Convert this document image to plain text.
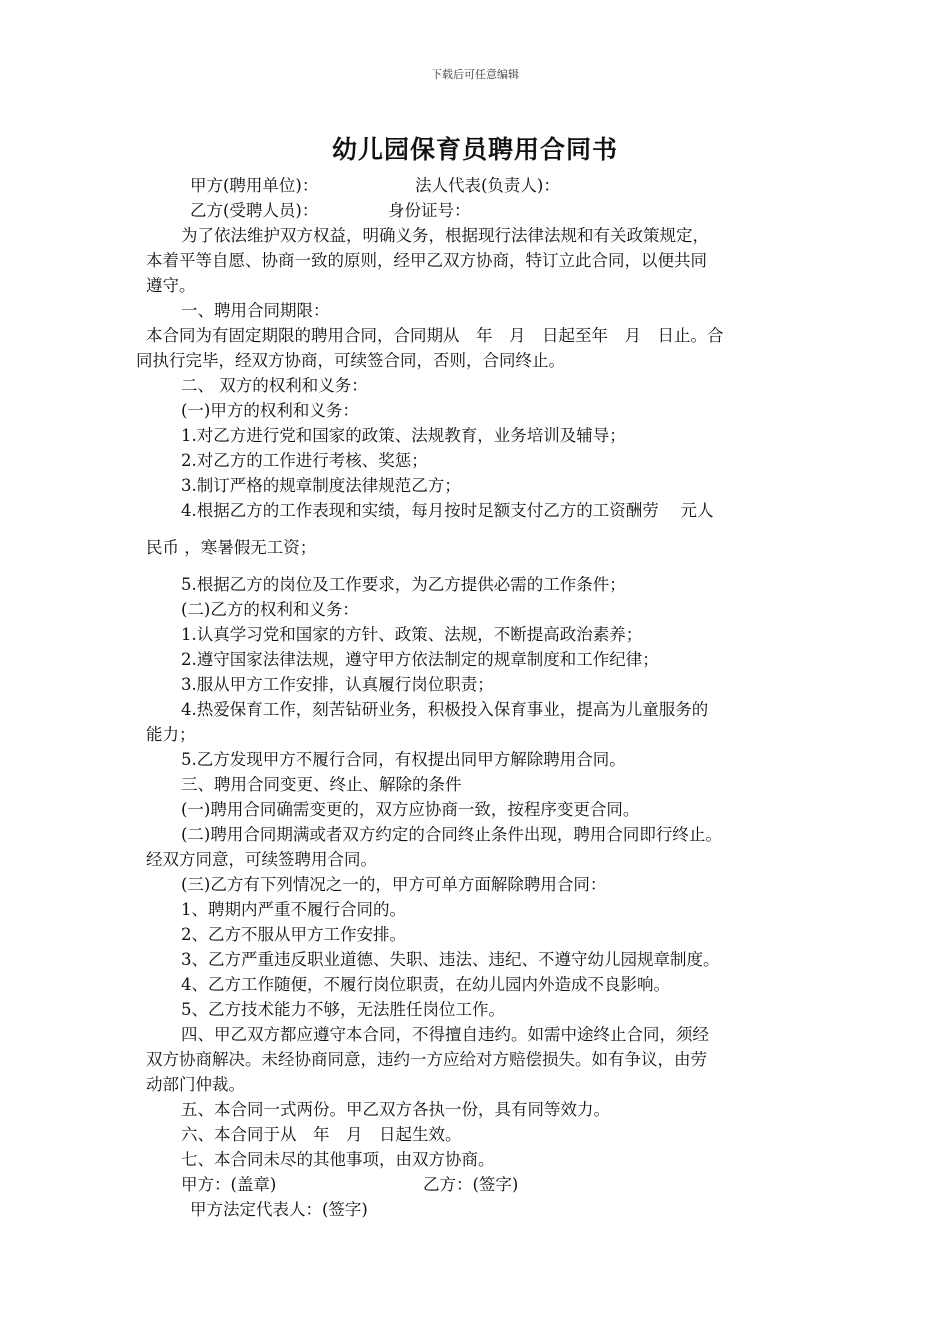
下载后可任意编辑
幼儿园保育员聘用合同书
甲方(聘用单位)：	法人代表(负责人)：
乙方(受聘人员)：	身份证号：
为了依法维护双方权益，明确义务，根据现行法律法规和有关政策规定，
本着平等自愿、协商一致的原则，经甲乙双方协商，特订立此合同，以便共同
遵守。
一、聘用合同期限：
本合同为有固定期限的聘用合同，合同期从　年　月　日起至年　月　日止。合
同执行完毕，经双方协商，可续签合同，否则，合同终止。
二、 双方的权利和义务：
(一)甲方的权利和义务：
1.对乙方进行党和国家的政策、法规教育，业务培训及辅导；
2.对乙方的工作进行考核、奖惩；
3.制订严格的规章制度法律规范乙方；
4.根据乙方的工作表现和实绩，每月按时足额支付乙方的工资酬劳　 元人
民币 ，寒暑假无工资；
5.根据乙方的岗位及工作要求，为乙方提供必需的工作条件；
(二)乙方的权利和义务：
1.认真学习党和国家的方针、政策、法规，不断提高政治素养；
2.遵守国家法律法规，遵守甲方依法制定的规章制度和工作纪律；
3.服从甲方工作安排，认真履行岗位职责；
4.热爱保育工作，刻苦钻研业务，积极投入保育事业，提高为儿童服务的
能力；
5.乙方发现甲方不履行合同，有权提出同甲方解除聘用合同。
三、聘用合同变更、终止、解除的条件
(一)聘用合同确需变更的，双方应协商一致，按程序变更合同。
(二)聘用合同期满或者双方约定的合同终止条件出现，聘用合同即行终止。
经双方同意，可续签聘用合同。
(三)乙方有下列情况之一的，甲方可单方面解除聘用合同：
1、聘期内严重不履行合同的。
2、乙方不服从甲方工作安排。
3、乙方严重违反职业道德、失职、违法、违纪、不遵守幼儿园规章制度。
4、乙方工作随便，不履行岗位职责，在幼儿园内外造成不良影响。
5、乙方技术能力不够，无法胜任岗位工作。
四、甲乙双方都应遵守本合同，不得擅自违约。如需中途终止合同，须经
双方协商解决。未经协商同意，违约一方应给对方赔偿损失。如有争议，由劳
动部门仲裁。
五、本合同一式两份。甲乙双方各执一份，具有同等效力。
六、本合同于从　年　月　日起生效。
七、本合同未尽的其他事项，由双方协商。
甲方：(盖章)	乙方：(签字)
甲方法定代表人：(签字)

····················

#### [Directive]
Reproduce each line exactly as it appears, omitting the pictures.

#### [Answer below]
Convert this document image to plain text.
下载后可任意编辑
幼儿园保育员聘用合同书
甲方(聘用单位)：	法人代表(负责人)：
乙方(受聘人员)：	身份证号：
为了依法维护双方权益，明确义务，根据现行法律法规和有关政策规定，
本着平等自愿、协商一致的原则，经甲乙双方协商，特订立此合同，以便共同
遵守。
一、聘用合同期限：
本合同为有固定期限的聘用合同，合同期从　年　月　日起至年　月　日止。合
同执行完毕，经双方协商，可续签合同，否则，合同终止。
二、 双方的权利和义务：
(一)甲方的权利和义务：
1.对乙方进行党和国家的政策、法规教育，业务培训及辅导；
2.对乙方的工作进行考核、奖惩；
3.制订严格的规章制度法律规范乙方；
4.根据乙方的工作表现和实绩，每月按时足额支付乙方的工资酬劳　 元人
民币 ，寒暑假无工资；
5.根据乙方的岗位及工作要求，为乙方提供必需的工作条件；
(二)乙方的权利和义务：
1.认真学习党和国家的方针、政策、法规，不断提高政治素养；
2.遵守国家法律法规，遵守甲方依法制定的规章制度和工作纪律；
3.服从甲方工作安排，认真履行岗位职责；
4.热爱保育工作，刻苦钻研业务，积极投入保育事业，提高为儿童服务的
能力；
5.乙方发现甲方不履行合同，有权提出同甲方解除聘用合同。
三、聘用合同变更、终止、解除的条件
(一)聘用合同确需变更的，双方应协商一致，按程序变更合同。
(二)聘用合同期满或者双方约定的合同终止条件出现，聘用合同即行终止。
经双方同意，可续签聘用合同。
(三)乙方有下列情况之一的，甲方可单方面解除聘用合同：
1、聘期内严重不履行合同的。
2、乙方不服从甲方工作安排。
3、乙方严重违反职业道德、失职、违法、违纪、不遵守幼儿园规章制度。
4、乙方工作随便，不履行岗位职责，在幼儿园内外造成不良影响。
5、乙方技术能力不够，无法胜任岗位工作。
四、甲乙双方都应遵守本合同，不得擅自违约。如需中途终止合同，须经
双方协商解决。未经协商同意，违约一方应给对方赔偿损失。如有争议，由劳
动部门仲裁。
五、本合同一式两份。甲乙双方各执一份，具有同等效力。
六、本合同于从　年　月　日起生效。
七、本合同未尽的其他事项，由双方协商。
甲方：(盖章)	乙方：(签字)
甲方法定代表人：(签字)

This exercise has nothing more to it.